Short exercise: Retype the data that follows line by line, exactly, and leave its pictures out.

Records for the exercise:
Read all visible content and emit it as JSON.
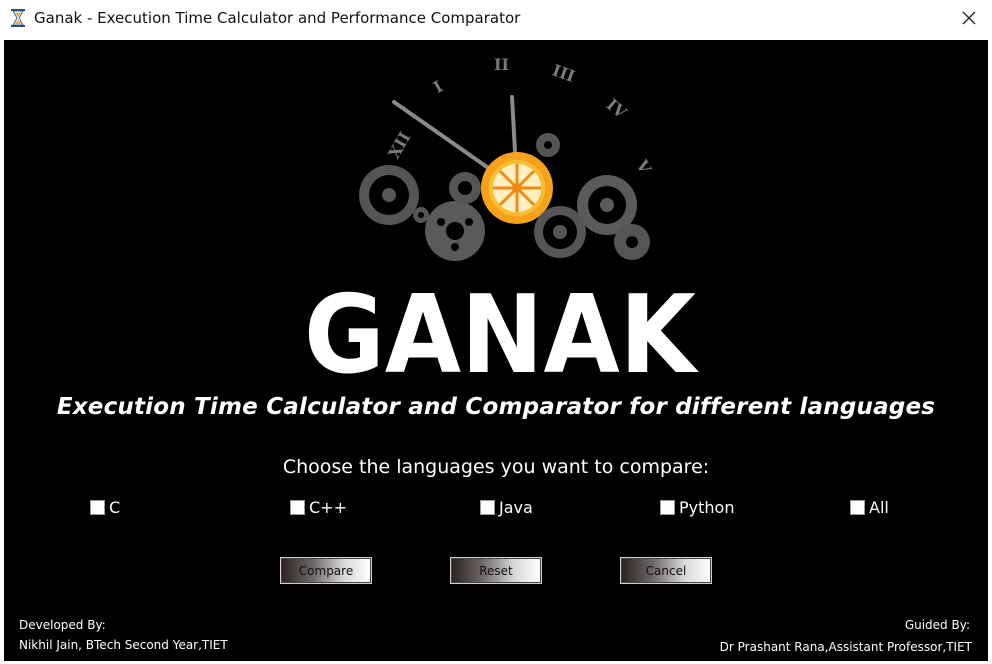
{
  "window": {
    "title": "Ganak - Execution Time Calculator and Performance Comparator"
  },
  "logo": {
    "text": "GANAK"
  },
  "clock": {
    "numerals": [
      "XII",
      "I",
      "II",
      "III",
      "IV",
      "V"
    ]
  },
  "subtitle": "Execution Time Calculator and Comparator for different languages",
  "prompt": "Choose the languages you want to compare:",
  "languages": [
    {
      "label": "C",
      "checked": false
    },
    {
      "label": "C++",
      "checked": false
    },
    {
      "label": "Java",
      "checked": false
    },
    {
      "label": "Python",
      "checked": false
    },
    {
      "label": "All",
      "checked": false
    }
  ],
  "buttons": {
    "compare": "Compare",
    "reset": "Reset",
    "cancel": "Cancel"
  },
  "footer": {
    "developed_heading": "Developed By:",
    "developer": "Nikhil Jain, BTech Second Year,TIET",
    "guided_heading": "Guided By:",
    "guide": "Dr Prashant Rana,Assistant Professor,TIET"
  },
  "colors": {
    "background": "#000000",
    "accent_gear": "#f7a21b",
    "gears": "#5a5a5a",
    "text": "#ffffff"
  },
  "icons": {
    "app": "hourglass-icon",
    "close": "close-icon"
  }
}
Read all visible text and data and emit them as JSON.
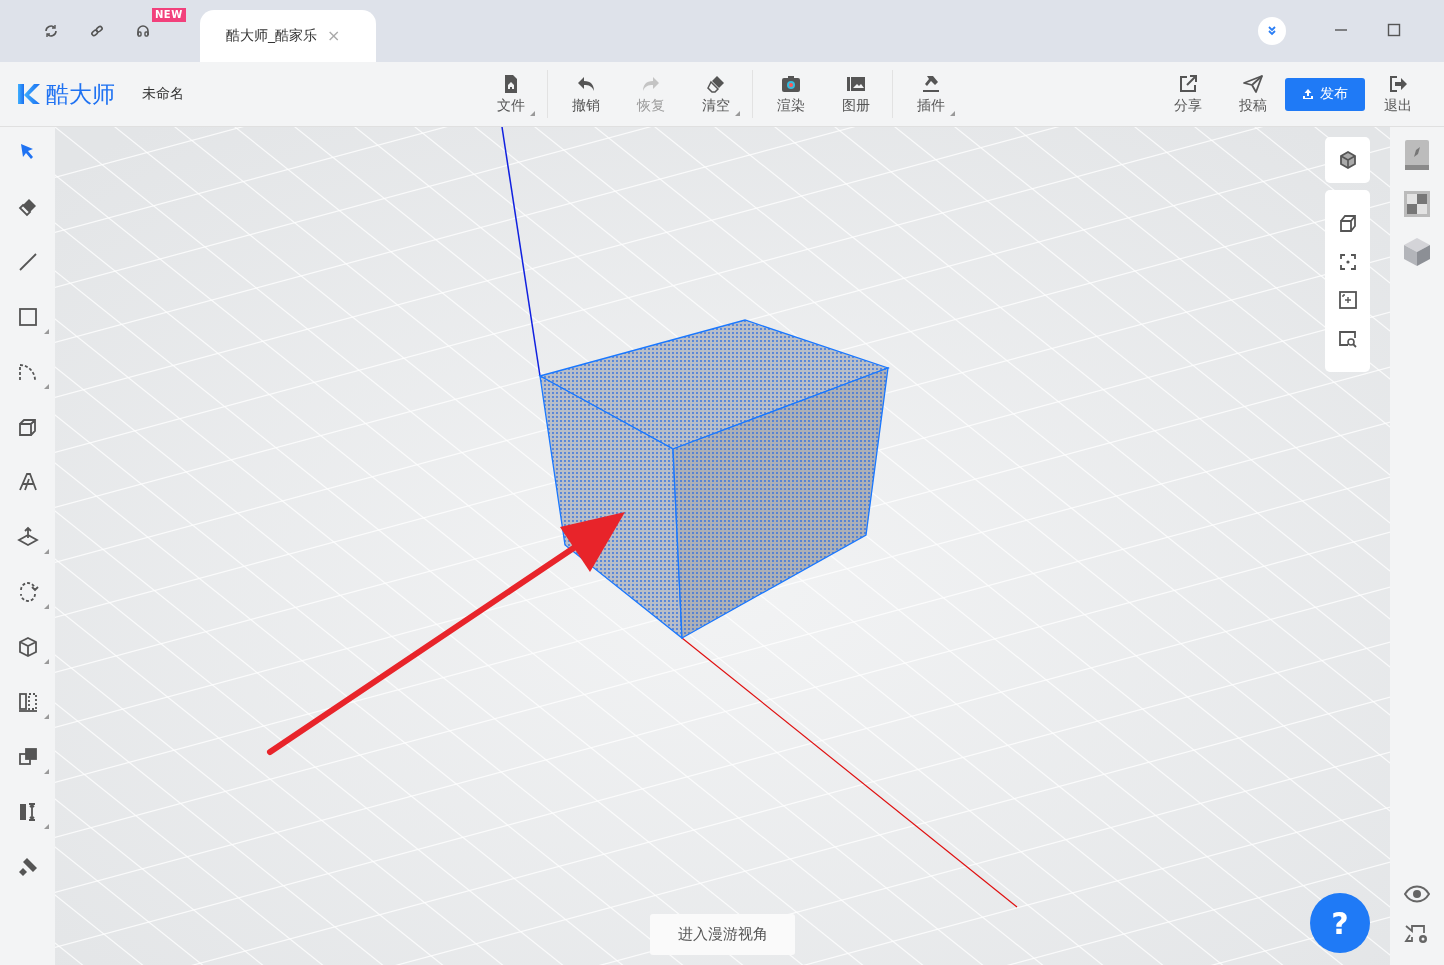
{
  "title_bar": {
    "badge": "NEW",
    "tab": {
      "title": "酷大师_酷家乐",
      "close": "×"
    }
  },
  "toolbar": {
    "app_name": "酷大师",
    "file_name": "未命名",
    "groups": [
      [
        {
          "label": "文件",
          "has_menu": true,
          "disabled": false
        }
      ],
      [
        {
          "label": "撤销",
          "has_menu": false,
          "disabled": false
        },
        {
          "label": "恢复",
          "has_menu": false,
          "disabled": true
        },
        {
          "label": "清空",
          "has_menu": true,
          "disabled": false
        }
      ],
      [
        {
          "label": "渲染",
          "has_menu": false,
          "disabled": false
        },
        {
          "label": "图册",
          "has_menu": false,
          "disabled": false
        }
      ],
      [
        {
          "label": "插件",
          "has_menu": true,
          "disabled": false
        }
      ]
    ],
    "actions": [
      {
        "label": "分享",
        "kind": "tool"
      },
      {
        "label": "投稿",
        "kind": "tool"
      },
      {
        "label": "发布",
        "kind": "primary"
      },
      {
        "label": "退出",
        "kind": "tool"
      }
    ]
  },
  "tools": [
    {
      "selected": true,
      "has_menu": false
    },
    {
      "selected": false,
      "has_menu": false
    },
    {
      "selected": false,
      "has_menu": false
    },
    {
      "selected": false,
      "has_menu": true
    },
    {
      "selected": false,
      "has_menu": true
    },
    {
      "selected": false,
      "has_menu": false
    },
    {
      "selected": false,
      "has_menu": false
    },
    {
      "selected": false,
      "has_menu": true
    },
    {
      "selected": false,
      "has_menu": true
    },
    {
      "selected": false,
      "has_menu": true
    },
    {
      "selected": false,
      "has_menu": true
    },
    {
      "selected": false,
      "has_menu": true
    },
    {
      "selected": false,
      "has_menu": true
    },
    {
      "selected": false,
      "has_menu": false
    }
  ],
  "view_button": "进入漫游视角",
  "help_button": "?"
}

Worked answer:
Read all visible content and emit it as JSON.
{
  "window": {
    "title": "Ganak - Execution Time Calculator and Performance Comparator"
  },
  "logo": {
    "text": "GANAK"
  },
  "clock": {
    "numerals": [
      "XII",
      "I",
      "II",
      "III",
      "IV",
      "V"
    ]
  },
  "subtitle": "Execution Time Calculator and Comparator for different languages",
  "prompt": "Choose the languages you want to compare:",
  "languages": [
    {
      "label": "C",
      "checked": false
    },
    {
      "label": "C++",
      "checked": false
    },
    {
      "label": "Java",
      "checked": false
    },
    {
      "label": "Python",
      "checked": false
    },
    {
      "label": "All",
      "checked": false
    }
  ],
  "buttons": {
    "compare": "Compare",
    "reset": "Reset",
    "cancel": "Cancel"
  },
  "footer": {
    "developed_heading": "Developed By:",
    "developer": "Nikhil Jain, BTech Second Year,TIET",
    "guided_heading": "Guided By:",
    "guide": "Dr Prashant Rana,Assistant Professor,TIET"
  },
  "colors": {
    "background": "#000000",
    "accent_gear": "#f7a21b",
    "gears": "#5a5a5a",
    "text": "#ffffff"
  },
  "icons": {
    "app": "hourglass-icon",
    "close": "close-icon"
  }
}
Read all visible text and data and emit them as JSON.
{
  "title_bar": {
    "badge": "NEW",
    "tab": {
      "title": "酷大师_酷家乐",
      "close": "×"
    }
  },
  "toolbar": {
    "app_name": "酷大师",
    "file_name": "未命名",
    "groups": [
      [
        {
          "label": "文件",
          "has_menu": true,
          "disabled": false
        }
      ],
      [
        {
          "label": "撤销",
          "has_menu": false,
          "disabled": false
        },
        {
          "label": "恢复",
          "has_menu": false,
          "disabled": true
        },
        {
          "label": "清空",
          "has_menu": true,
          "disabled": false
        }
      ],
      [
        {
          "label": "渲染",
          "has_menu": false,
          "disabled": false
        },
        {
          "label": "图册",
          "has_menu": false,
          "disabled": false
        }
      ],
      [
        {
          "label": "插件",
          "has_menu": true,
          "disabled": false
        }
      ]
    ],
    "actions": [
      {
        "label": "分享",
        "kind": "tool"
      },
      {
        "label": "投稿",
        "kind": "tool"
      },
      {
        "label": "发布",
        "kind": "primary"
      },
      {
        "label": "退出",
        "kind": "tool"
      }
    ]
  },
  "tools": [
    {
      "selected": true,
      "has_menu": false
    },
    {
      "selected": false,
      "has_menu": false
    },
    {
      "selected": false,
      "has_menu": false
    },
    {
      "selected": false,
      "has_menu": true
    },
    {
      "selected": false,
      "has_menu": true
    },
    {
      "selected": false,
      "has_menu": false
    },
    {
      "selected": false,
      "has_menu": false
    },
    {
      "selected": false,
      "has_menu": true
    },
    {
      "selected": false,
      "has_menu": true
    },
    {
      "selected": false,
      "has_menu": true
    },
    {
      "selected": false,
      "has_menu": true
    },
    {
      "selected": false,
      "has_menu": true
    },
    {
      "selected": false,
      "has_menu": true
    },
    {
      "selected": false,
      "has_menu": false
    }
  ],
  "view_button": "进入漫游视角",
  "help_button": "?"
}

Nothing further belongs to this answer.